## [Data for the task]
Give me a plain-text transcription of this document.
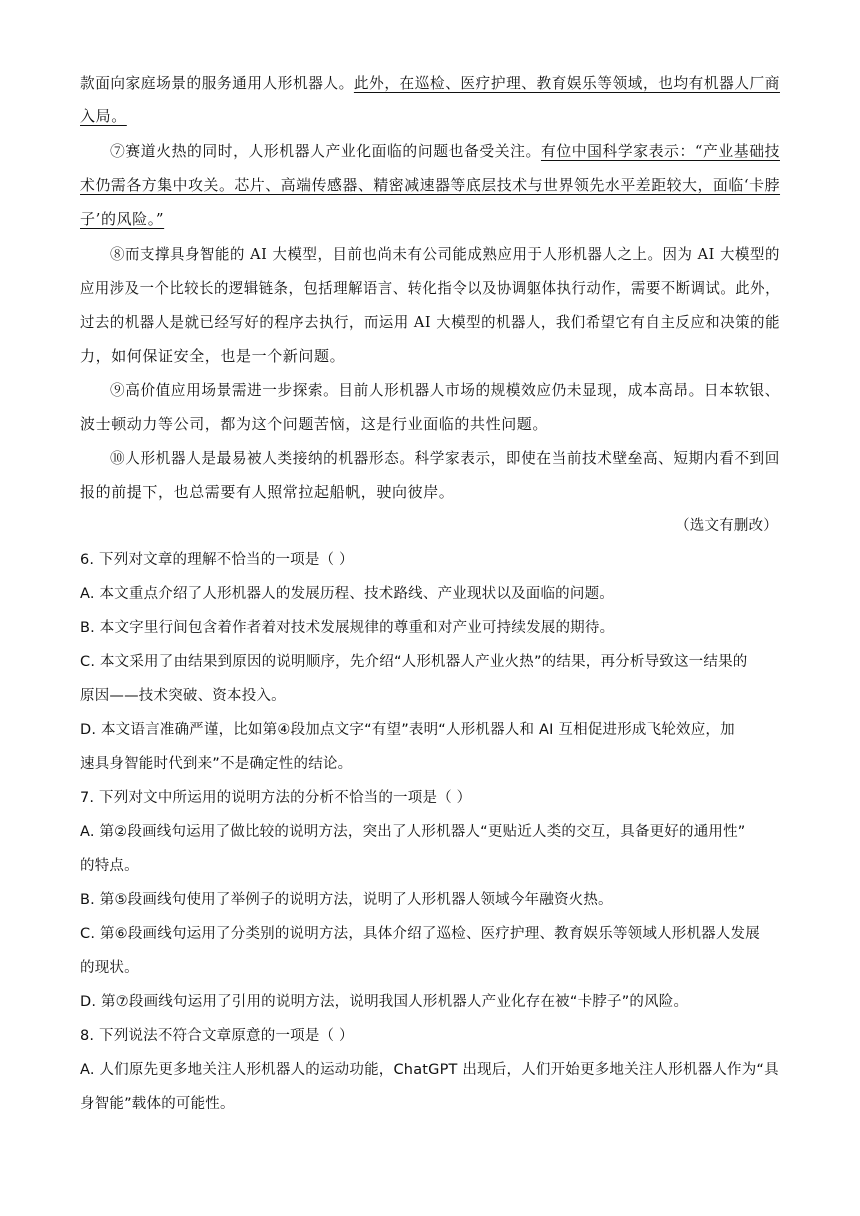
款面向家庭场景的服务通用人形机器人。此外，在巡检、医疗护理、教育娱乐等领域，也均有机器人厂商
入局。
⑦赛道火热的同时，人形机器人产业化面临的问题也备受关注。有位中国科学家表示：“产业基础技
术仍需各方集中攻关。芯片、高端传感器、精密减速器等底层技术与世界领先水平差距较大，面临‘卡脖
子’的风险。”
⑧而支撑具身智能的 AI 大模型，目前也尚未有公司能成熟应用于人形机器人之上。因为 AI 大模型的
应用涉及一个比较长的逻辑链条，包括理解语言、转化指令以及协调躯体执行动作，需要不断调试。此外，
过去的机器人是就已经写好的程序去执行，而运用 AI 大模型的机器人，我们希望它有自主反应和决策的能
力，如何保证安全，也是一个新问题。
⑨高价值应用场景需进一步探索。目前人形机器人市场的规模效应仍未显现，成本高昂。日本软银、
波士顿动力等公司，都为这个问题苦恼，这是行业面临的共性问题。
⑩人形机器人是最易被人类接纳的机器形态。科学家表示，即使在当前技术壁垒高、短期内看不到回
报的前提下，也总需要有人照常拉起船帆，驶向彼岸。
（选文有删改）
6. 下列对文章的理解不恰当的一项是（ ）
A. 本文重点介绍了人形机器人的发展历程、技术路线、产业现状以及面临的问题。
B. 本文字里行间包含着作者着对技术发展规律的尊重和对产业可持续发展的期待。
C. 本文采用了由结果到原因的说明顺序，先介绍“人形机器人产业火热”的结果，再分析导致这一结果的
原因——技术突破、资本投入。
D. 本文语言准确严谨，比如第④段加点文字“有望”表明“人形机器人和 AI 互相促进形成飞轮效应，加
速具身智能时代到来”不是确定性的结论。
7. 下列对文中所运用的说明方法的分析不恰当的一项是（ ）
A. 第②段画线句运用了做比较的说明方法，突出了人形机器人“更贴近人类的交互，具备更好的通用性”
的特点。
B. 第⑤段画线句使用了举例子的说明方法，说明了人形机器人领域今年融资火热。
C. 第⑥段画线句运用了分类别的说明方法，具体介绍了巡检、医疗护理、教育娱乐等领域人形机器人发展
的现状。
D. 第⑦段画线句运用了引用的说明方法，说明我国人形机器人产业化存在被“卡脖子”的风险。
8. 下列说法不符合文章原意的一项是（ ）
A. 人们原先更多地关注人形机器人的运动功能，ChatGPT 出现后，人们开始更多地关注人形机器人作为“具
身智能”载体的可能性。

## [Task brief]
Except for the pictures, give all the material above again verbatim.

## [Correct response]
Give me a plain-text transcription of this document.
款面向家庭场景的服务通用人形机器人。此外，在巡检、医疗护理、教育娱乐等领域，也均有机器人厂商
入局。
⑦赛道火热的同时，人形机器人产业化面临的问题也备受关注。有位中国科学家表示：“产业基础技
术仍需各方集中攻关。芯片、高端传感器、精密减速器等底层技术与世界领先水平差距较大，面临‘卡脖
子’的风险。”
⑧而支撑具身智能的 AI 大模型，目前也尚未有公司能成熟应用于人形机器人之上。因为 AI 大模型的
应用涉及一个比较长的逻辑链条，包括理解语言、转化指令以及协调躯体执行动作，需要不断调试。此外，
过去的机器人是就已经写好的程序去执行，而运用 AI 大模型的机器人，我们希望它有自主反应和决策的能
力，如何保证安全，也是一个新问题。
⑨高价值应用场景需进一步探索。目前人形机器人市场的规模效应仍未显现，成本高昂。日本软银、
波士顿动力等公司，都为这个问题苦恼，这是行业面临的共性问题。
⑩人形机器人是最易被人类接纳的机器形态。科学家表示，即使在当前技术壁垒高、短期内看不到回
报的前提下，也总需要有人照常拉起船帆，驶向彼岸。
（选文有删改）
6. 下列对文章的理解不恰当的一项是（ ）
A. 本文重点介绍了人形机器人的发展历程、技术路线、产业现状以及面临的问题。
B. 本文字里行间包含着作者着对技术发展规律的尊重和对产业可持续发展的期待。
C. 本文采用了由结果到原因的说明顺序，先介绍“人形机器人产业火热”的结果，再分析导致这一结果的
原因——技术突破、资本投入。
D. 本文语言准确严谨，比如第④段加点文字“有望”表明“人形机器人和 AI 互相促进形成飞轮效应，加
速具身智能时代到来”不是确定性的结论。
7. 下列对文中所运用的说明方法的分析不恰当的一项是（ ）
A. 第②段画线句运用了做比较的说明方法，突出了人形机器人“更贴近人类的交互，具备更好的通用性”
的特点。
B. 第⑤段画线句使用了举例子的说明方法，说明了人形机器人领域今年融资火热。
C. 第⑥段画线句运用了分类别的说明方法，具体介绍了巡检、医疗护理、教育娱乐等领域人形机器人发展
的现状。
D. 第⑦段画线句运用了引用的说明方法，说明我国人形机器人产业化存在被“卡脖子”的风险。
8. 下列说法不符合文章原意的一项是（ ）
A. 人们原先更多地关注人形机器人的运动功能，ChatGPT 出现后，人们开始更多地关注人形机器人作为“具
身智能”载体的可能性。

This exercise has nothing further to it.